What you have to do:
Repeat each entry as written and leave the images out of the copy.

━━━━━ Supplied records

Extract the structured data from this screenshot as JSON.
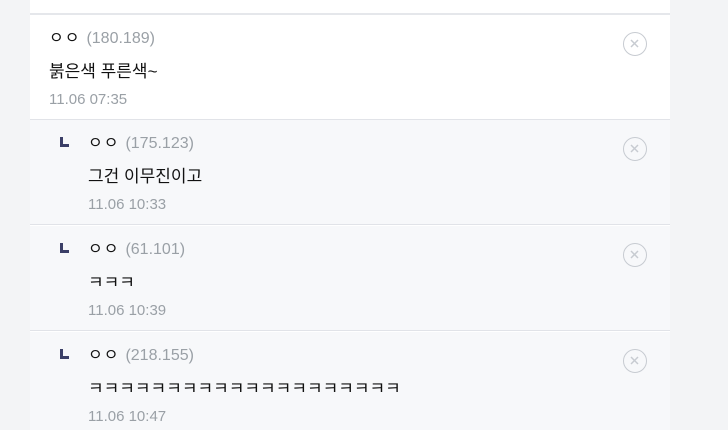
{
  "comments": [
    {
      "nickname": "ㅇㅇ",
      "ip": "(180.189)",
      "text": "붉은색 푸른색~",
      "time": "11.06 07:35",
      "is_reply": false
    },
    {
      "nickname": "ㅇㅇ",
      "ip": "(175.123)",
      "text": "그건 이무진이고",
      "time": "11.06 10:33",
      "is_reply": true
    },
    {
      "nickname": "ㅇㅇ",
      "ip": "(61.101)",
      "text": "ㅋㅋㅋ",
      "time": "11.06 10:39",
      "is_reply": true
    },
    {
      "nickname": "ㅇㅇ",
      "ip": "(218.155)",
      "text": "ㅋㅋㅋㅋㅋㅋㅋㅋㅋㅋㅋㅋㅋㅋㅋㅋㅋㅋㅋㅋ",
      "time": "11.06 10:47",
      "is_reply": true
    }
  ],
  "icons": {
    "delete": "close-circle-icon",
    "reply": "reply-arrow-icon"
  }
}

━━━━━━━━━━

Solution for this problem:
Extract the structured data from this screenshot as JSON.
{
  "comments": [
    {
      "nickname": "ㅇㅇ",
      "ip": "(180.189)",
      "text": "붉은색 푸른색~",
      "time": "11.06 07:35",
      "is_reply": false
    },
    {
      "nickname": "ㅇㅇ",
      "ip": "(175.123)",
      "text": "그건 이무진이고",
      "time": "11.06 10:33",
      "is_reply": true
    },
    {
      "nickname": "ㅇㅇ",
      "ip": "(61.101)",
      "text": "ㅋㅋㅋ",
      "time": "11.06 10:39",
      "is_reply": true
    },
    {
      "nickname": "ㅇㅇ",
      "ip": "(218.155)",
      "text": "ㅋㅋㅋㅋㅋㅋㅋㅋㅋㅋㅋㅋㅋㅋㅋㅋㅋㅋㅋㅋ",
      "time": "11.06 10:47",
      "is_reply": true
    }
  ],
  "icons": {
    "delete": "close-circle-icon",
    "reply": "reply-arrow-icon"
  }
}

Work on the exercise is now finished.